PROBLEM REQUIREMENTS - Copy out all lines with the word "page" in them.

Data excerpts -
--- start ---
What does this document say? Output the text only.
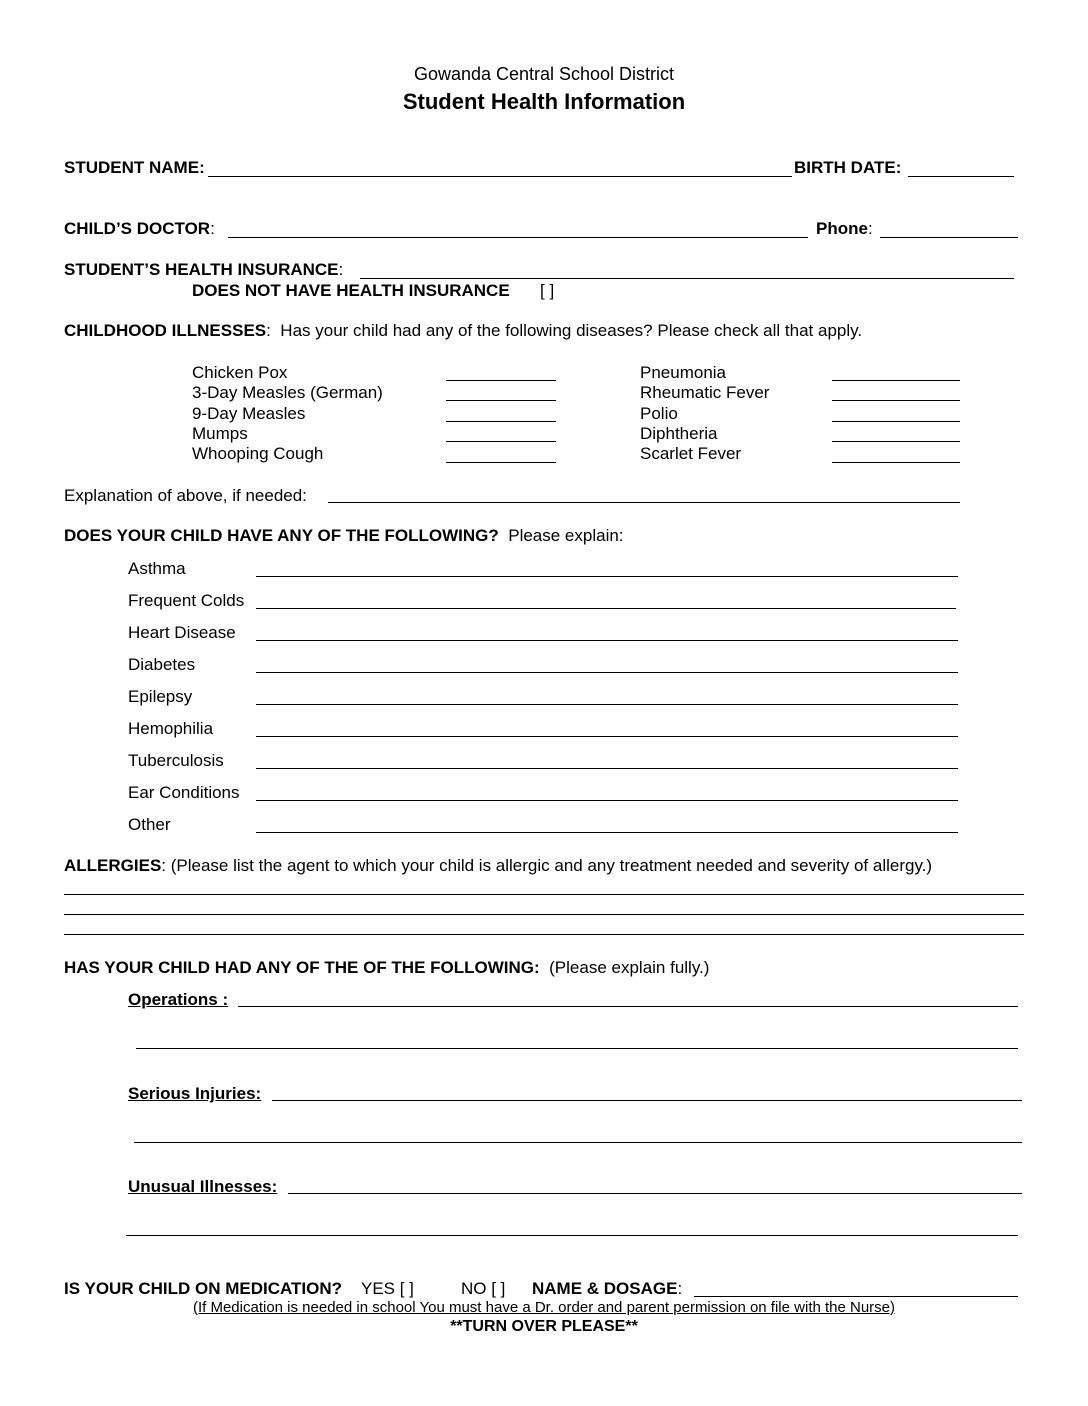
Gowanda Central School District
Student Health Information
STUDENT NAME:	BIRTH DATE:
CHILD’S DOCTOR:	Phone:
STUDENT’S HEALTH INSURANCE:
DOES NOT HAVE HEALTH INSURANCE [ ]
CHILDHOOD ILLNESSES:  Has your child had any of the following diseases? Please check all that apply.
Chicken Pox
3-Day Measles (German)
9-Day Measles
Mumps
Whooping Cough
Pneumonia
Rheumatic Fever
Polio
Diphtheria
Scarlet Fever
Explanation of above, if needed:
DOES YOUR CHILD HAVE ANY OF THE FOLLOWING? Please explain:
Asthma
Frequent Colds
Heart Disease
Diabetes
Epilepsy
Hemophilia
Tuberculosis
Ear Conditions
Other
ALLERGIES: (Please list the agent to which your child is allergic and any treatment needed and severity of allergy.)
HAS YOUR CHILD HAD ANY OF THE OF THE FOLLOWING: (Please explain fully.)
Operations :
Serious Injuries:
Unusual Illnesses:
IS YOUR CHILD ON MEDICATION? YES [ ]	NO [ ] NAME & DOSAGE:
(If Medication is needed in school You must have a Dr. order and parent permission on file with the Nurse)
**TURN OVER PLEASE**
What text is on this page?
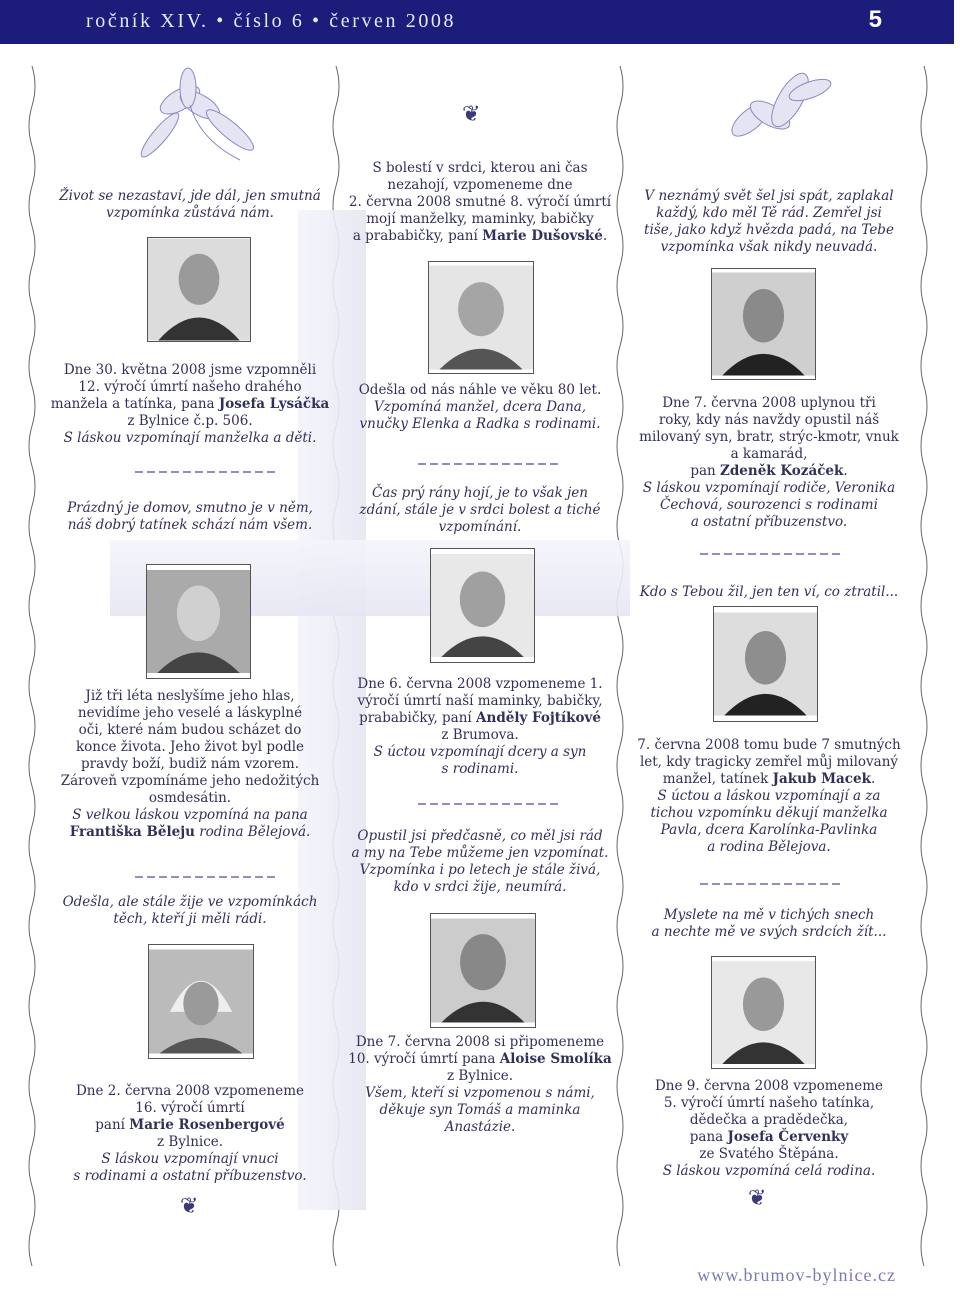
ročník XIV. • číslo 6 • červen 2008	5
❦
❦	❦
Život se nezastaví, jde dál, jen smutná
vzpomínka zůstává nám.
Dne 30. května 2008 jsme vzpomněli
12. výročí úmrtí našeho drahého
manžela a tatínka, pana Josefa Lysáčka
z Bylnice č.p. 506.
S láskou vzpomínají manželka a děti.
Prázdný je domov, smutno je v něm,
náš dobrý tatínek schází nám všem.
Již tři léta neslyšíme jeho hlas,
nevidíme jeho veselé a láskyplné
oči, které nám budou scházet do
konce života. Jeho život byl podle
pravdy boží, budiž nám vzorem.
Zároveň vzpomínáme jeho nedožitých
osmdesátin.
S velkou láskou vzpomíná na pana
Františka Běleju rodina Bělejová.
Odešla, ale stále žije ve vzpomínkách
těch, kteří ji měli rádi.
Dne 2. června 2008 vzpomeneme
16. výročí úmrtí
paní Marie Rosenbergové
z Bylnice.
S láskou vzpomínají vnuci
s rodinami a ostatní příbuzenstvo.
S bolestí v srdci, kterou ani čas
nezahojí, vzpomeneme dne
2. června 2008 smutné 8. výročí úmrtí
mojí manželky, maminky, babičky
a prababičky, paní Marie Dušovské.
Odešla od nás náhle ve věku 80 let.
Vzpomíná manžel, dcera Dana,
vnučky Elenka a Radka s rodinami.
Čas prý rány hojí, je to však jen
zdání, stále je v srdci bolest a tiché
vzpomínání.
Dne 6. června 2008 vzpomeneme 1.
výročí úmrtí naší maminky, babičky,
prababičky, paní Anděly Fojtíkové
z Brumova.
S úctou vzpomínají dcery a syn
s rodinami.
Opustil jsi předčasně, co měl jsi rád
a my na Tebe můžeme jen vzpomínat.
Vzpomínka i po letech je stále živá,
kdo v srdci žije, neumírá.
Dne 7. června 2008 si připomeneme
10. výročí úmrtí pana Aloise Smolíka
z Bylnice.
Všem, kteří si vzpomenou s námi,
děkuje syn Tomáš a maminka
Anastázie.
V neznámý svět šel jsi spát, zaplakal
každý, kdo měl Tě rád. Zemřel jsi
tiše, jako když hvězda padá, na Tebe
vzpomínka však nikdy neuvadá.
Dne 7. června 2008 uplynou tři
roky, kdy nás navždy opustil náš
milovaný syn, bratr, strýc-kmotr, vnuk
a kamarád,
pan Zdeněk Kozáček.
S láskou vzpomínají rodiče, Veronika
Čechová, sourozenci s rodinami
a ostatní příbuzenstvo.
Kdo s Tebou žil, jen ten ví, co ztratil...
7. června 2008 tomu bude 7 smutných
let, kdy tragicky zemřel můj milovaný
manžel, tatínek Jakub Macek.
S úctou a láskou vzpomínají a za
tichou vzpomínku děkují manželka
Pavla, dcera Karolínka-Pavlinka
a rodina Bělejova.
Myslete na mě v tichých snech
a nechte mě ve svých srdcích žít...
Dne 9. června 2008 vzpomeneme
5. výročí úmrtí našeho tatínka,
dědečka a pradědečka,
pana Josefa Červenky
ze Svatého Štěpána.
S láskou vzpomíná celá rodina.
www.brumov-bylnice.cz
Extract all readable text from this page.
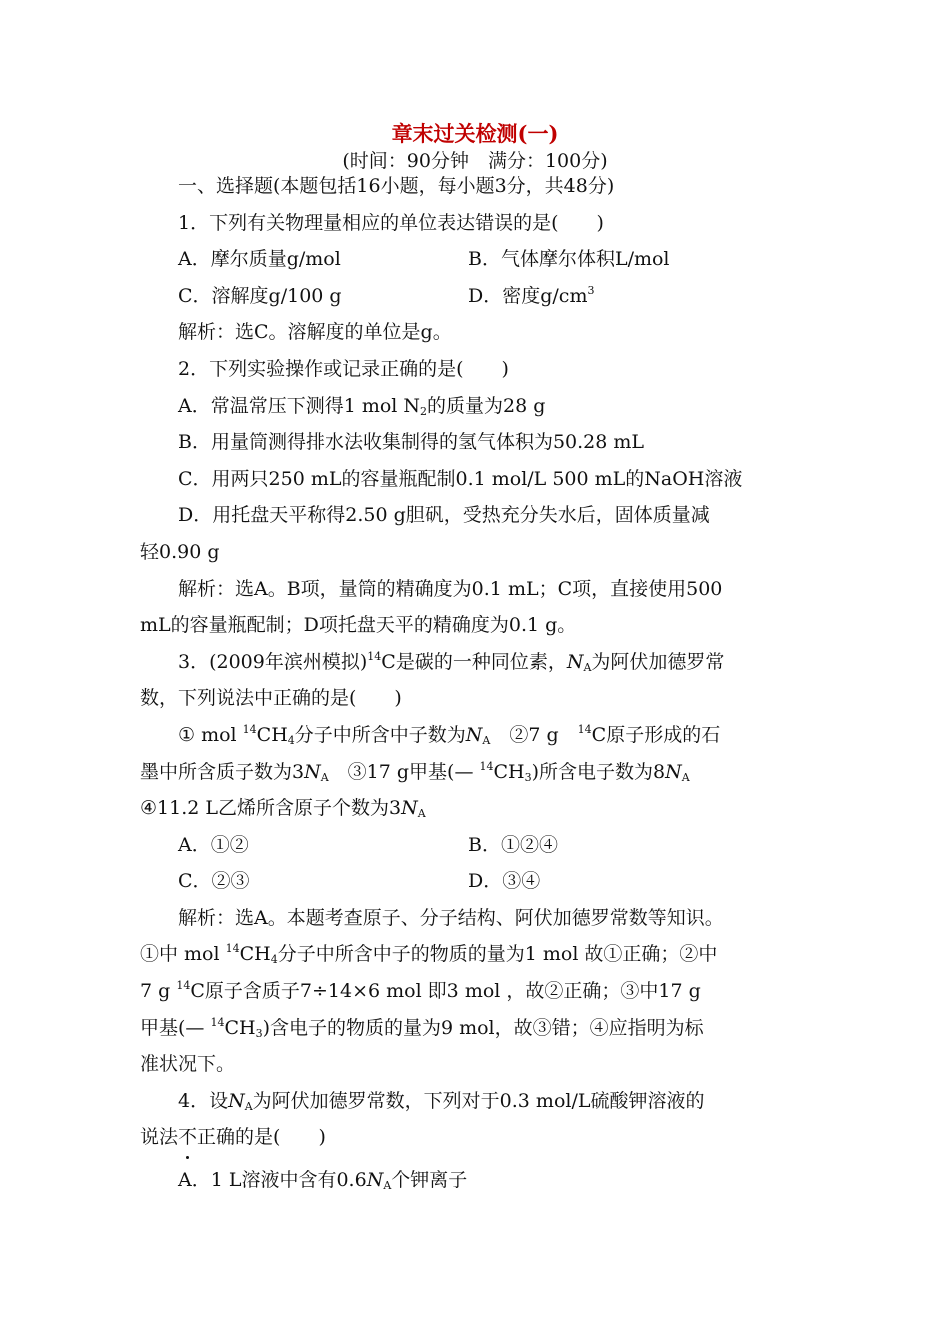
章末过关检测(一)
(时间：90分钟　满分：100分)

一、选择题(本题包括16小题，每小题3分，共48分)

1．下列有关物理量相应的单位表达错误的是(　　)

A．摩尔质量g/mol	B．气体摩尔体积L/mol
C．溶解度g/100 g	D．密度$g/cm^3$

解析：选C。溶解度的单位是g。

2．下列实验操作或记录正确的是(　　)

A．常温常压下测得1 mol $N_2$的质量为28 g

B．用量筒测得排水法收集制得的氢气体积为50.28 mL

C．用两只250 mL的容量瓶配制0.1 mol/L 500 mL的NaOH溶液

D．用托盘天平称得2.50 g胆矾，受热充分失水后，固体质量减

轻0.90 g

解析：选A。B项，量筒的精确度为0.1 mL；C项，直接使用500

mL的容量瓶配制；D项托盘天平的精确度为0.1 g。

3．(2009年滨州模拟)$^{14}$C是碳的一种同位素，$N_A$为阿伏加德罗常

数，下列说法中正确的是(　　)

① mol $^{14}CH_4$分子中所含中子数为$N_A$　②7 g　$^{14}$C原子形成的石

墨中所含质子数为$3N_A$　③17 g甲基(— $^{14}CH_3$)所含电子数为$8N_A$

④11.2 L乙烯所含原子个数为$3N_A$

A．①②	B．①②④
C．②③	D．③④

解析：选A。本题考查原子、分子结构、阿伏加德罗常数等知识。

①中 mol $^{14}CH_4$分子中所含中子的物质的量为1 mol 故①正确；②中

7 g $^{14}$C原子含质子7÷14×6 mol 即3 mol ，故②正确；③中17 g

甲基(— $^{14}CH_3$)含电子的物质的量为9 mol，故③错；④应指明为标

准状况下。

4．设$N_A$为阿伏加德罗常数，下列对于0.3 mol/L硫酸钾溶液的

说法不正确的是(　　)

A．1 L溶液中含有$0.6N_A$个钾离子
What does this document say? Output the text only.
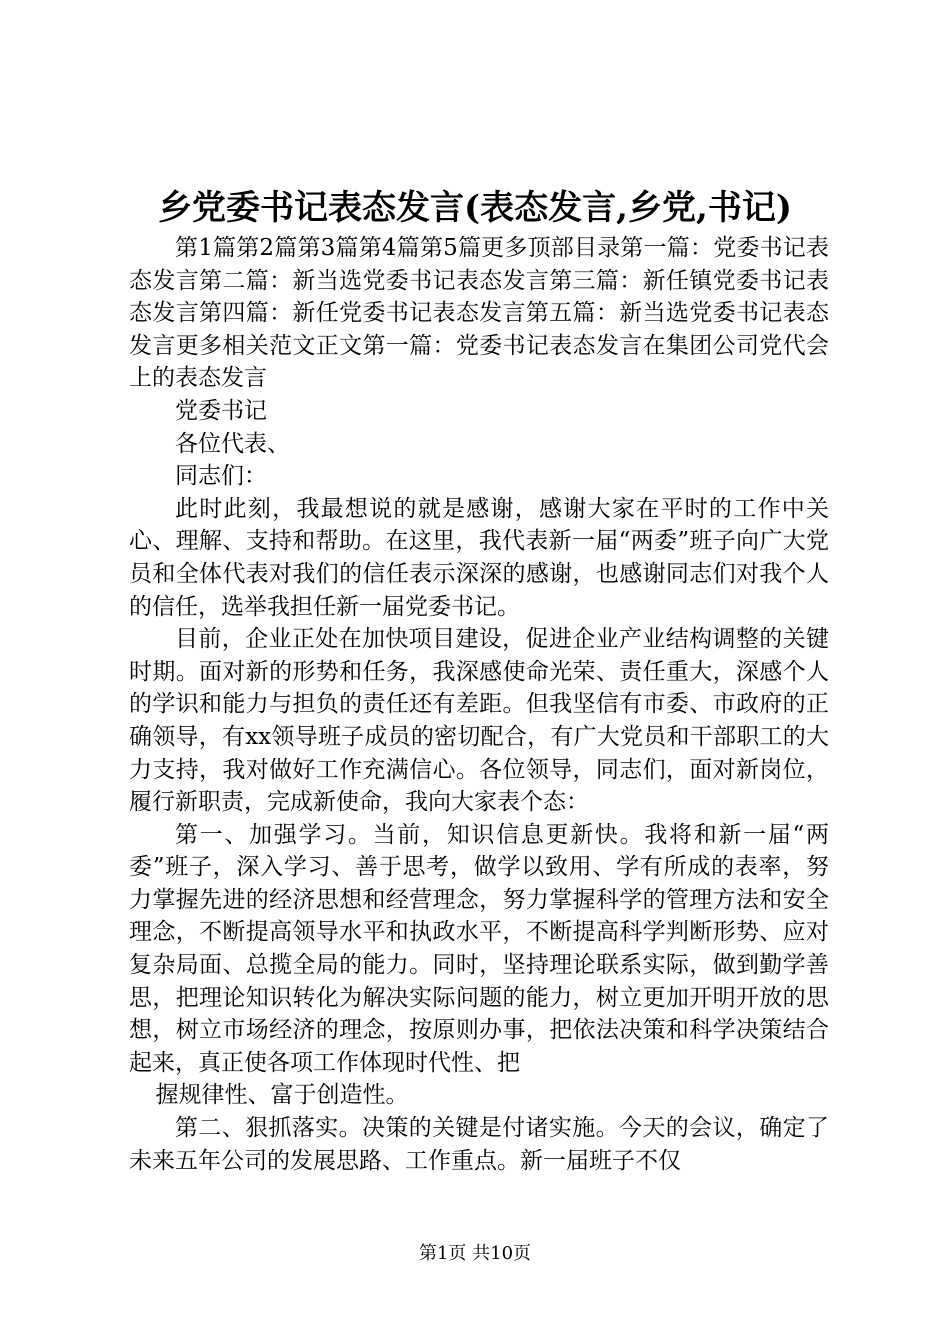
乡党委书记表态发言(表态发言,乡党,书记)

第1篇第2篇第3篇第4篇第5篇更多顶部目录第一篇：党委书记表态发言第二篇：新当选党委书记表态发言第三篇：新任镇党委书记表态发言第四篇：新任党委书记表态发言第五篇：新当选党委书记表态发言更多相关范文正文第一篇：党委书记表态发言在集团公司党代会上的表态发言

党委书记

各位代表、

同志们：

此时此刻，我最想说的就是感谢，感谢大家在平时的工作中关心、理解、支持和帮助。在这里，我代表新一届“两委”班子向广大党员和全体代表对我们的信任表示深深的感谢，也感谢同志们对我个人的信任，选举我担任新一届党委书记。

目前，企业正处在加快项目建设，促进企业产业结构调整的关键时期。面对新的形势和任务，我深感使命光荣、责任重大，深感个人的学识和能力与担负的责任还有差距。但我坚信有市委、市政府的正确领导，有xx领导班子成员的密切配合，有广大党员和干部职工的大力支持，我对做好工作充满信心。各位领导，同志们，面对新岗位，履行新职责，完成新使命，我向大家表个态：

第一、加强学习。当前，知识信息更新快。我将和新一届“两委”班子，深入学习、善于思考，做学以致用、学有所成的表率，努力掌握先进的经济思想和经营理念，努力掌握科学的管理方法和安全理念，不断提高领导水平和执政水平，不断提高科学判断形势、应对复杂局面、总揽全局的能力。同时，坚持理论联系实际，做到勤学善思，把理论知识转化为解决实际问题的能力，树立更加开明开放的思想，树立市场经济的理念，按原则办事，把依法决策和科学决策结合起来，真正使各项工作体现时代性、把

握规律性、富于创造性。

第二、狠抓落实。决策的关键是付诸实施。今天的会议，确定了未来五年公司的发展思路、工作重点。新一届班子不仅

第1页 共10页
--- end ---
RESULT OF THIS EXERCISE -
What text is on this page?
Extract all readable text from this page.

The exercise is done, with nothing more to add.